Report the number of lines containing "pacific", with no other words.

- [Exercise input]
::::

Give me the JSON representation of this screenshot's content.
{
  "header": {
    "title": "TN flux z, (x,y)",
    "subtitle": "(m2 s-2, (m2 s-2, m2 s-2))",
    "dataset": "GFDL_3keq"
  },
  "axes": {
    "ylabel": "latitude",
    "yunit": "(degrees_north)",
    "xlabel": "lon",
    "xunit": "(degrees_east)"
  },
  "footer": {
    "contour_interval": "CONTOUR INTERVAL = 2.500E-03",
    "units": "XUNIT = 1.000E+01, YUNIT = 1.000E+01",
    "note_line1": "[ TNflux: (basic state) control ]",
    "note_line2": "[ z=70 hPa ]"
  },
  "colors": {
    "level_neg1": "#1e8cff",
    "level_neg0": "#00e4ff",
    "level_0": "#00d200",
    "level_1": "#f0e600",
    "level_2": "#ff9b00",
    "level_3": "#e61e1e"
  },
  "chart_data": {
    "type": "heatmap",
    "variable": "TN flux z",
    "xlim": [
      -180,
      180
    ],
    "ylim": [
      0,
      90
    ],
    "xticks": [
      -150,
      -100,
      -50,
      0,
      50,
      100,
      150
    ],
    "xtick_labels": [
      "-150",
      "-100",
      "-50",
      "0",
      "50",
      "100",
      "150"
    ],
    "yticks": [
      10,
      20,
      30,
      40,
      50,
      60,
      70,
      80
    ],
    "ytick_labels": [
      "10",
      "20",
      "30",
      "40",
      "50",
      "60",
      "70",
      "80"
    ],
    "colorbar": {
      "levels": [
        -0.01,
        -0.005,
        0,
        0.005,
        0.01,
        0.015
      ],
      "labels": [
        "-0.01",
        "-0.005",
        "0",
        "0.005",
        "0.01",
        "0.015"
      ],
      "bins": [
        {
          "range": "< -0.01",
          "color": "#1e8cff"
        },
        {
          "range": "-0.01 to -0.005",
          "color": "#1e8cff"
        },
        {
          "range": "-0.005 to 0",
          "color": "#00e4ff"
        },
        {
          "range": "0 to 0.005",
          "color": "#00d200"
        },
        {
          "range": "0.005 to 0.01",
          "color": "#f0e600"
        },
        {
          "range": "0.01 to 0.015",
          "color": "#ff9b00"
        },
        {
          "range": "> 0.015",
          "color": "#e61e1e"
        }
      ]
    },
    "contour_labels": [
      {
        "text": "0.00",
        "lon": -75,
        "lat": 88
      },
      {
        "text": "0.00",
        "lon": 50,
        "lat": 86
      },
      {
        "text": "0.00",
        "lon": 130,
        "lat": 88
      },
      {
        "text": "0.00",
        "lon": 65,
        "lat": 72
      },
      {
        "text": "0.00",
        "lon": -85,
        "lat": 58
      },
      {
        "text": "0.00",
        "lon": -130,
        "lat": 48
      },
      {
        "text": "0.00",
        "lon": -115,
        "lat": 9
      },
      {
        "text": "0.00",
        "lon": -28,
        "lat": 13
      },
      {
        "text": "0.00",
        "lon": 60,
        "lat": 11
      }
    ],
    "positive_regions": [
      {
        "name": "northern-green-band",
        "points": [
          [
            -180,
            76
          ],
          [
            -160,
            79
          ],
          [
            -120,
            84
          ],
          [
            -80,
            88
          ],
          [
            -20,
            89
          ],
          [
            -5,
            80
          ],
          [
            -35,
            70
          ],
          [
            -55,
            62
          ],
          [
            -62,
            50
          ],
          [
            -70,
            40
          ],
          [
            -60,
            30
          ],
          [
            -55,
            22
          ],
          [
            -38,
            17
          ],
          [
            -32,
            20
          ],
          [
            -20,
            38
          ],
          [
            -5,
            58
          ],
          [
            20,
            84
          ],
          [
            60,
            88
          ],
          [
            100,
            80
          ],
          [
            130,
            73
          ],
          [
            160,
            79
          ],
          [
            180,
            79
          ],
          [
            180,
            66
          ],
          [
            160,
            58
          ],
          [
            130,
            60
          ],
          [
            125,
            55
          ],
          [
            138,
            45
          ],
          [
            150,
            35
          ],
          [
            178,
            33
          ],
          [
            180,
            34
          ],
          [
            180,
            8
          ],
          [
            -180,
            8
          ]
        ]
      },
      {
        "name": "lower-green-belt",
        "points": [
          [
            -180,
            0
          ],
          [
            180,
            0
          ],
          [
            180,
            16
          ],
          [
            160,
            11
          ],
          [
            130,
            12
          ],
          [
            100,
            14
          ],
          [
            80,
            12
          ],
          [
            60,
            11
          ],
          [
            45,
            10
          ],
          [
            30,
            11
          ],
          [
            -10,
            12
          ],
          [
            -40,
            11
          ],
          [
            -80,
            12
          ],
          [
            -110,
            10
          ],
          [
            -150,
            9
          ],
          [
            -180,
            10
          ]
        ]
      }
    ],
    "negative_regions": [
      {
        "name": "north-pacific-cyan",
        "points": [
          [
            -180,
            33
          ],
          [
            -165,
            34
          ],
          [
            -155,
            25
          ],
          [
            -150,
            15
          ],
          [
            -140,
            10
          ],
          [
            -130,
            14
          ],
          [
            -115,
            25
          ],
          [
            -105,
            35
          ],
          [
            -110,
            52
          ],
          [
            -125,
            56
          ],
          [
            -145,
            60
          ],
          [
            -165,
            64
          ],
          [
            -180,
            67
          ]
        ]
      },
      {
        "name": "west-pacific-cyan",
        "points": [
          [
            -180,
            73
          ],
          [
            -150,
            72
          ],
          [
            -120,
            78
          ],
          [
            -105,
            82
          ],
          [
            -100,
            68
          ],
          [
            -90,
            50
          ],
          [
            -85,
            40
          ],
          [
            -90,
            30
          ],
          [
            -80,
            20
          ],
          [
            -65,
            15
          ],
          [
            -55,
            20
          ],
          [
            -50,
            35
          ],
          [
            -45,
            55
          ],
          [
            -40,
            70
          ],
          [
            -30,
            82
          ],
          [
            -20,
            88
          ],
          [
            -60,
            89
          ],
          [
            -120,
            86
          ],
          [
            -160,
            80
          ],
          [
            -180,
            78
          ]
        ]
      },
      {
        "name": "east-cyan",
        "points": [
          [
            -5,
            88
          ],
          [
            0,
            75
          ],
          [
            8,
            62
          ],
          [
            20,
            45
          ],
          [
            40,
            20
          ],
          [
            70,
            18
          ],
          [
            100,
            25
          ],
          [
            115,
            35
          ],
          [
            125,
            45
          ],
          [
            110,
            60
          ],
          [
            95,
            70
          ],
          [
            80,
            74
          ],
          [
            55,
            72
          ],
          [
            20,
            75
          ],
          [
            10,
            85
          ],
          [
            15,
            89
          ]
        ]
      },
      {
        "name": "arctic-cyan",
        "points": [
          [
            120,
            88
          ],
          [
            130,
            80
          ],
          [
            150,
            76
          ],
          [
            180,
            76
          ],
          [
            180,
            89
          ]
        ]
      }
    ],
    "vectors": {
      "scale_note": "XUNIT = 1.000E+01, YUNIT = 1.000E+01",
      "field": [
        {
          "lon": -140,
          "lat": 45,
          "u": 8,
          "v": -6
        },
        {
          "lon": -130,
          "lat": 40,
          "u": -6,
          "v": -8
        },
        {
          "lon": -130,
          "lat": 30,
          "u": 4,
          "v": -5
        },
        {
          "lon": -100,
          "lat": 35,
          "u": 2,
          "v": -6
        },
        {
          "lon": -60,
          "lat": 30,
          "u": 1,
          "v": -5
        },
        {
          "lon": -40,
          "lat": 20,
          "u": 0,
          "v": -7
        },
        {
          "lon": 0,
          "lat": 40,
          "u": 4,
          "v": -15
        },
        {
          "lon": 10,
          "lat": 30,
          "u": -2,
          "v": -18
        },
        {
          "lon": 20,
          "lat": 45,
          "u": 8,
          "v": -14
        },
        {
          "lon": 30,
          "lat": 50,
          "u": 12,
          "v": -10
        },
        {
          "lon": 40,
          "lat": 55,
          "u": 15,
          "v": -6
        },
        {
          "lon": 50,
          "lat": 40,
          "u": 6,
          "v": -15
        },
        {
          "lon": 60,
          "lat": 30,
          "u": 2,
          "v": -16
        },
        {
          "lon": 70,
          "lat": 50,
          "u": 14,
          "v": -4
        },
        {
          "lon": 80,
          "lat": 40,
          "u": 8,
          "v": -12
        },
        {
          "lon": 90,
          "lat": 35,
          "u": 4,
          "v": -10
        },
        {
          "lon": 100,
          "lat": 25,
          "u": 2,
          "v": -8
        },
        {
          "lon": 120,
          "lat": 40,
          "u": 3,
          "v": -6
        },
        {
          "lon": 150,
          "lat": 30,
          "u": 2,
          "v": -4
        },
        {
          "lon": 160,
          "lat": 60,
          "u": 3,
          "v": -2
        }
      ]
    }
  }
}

::::

- [Result of the task] 2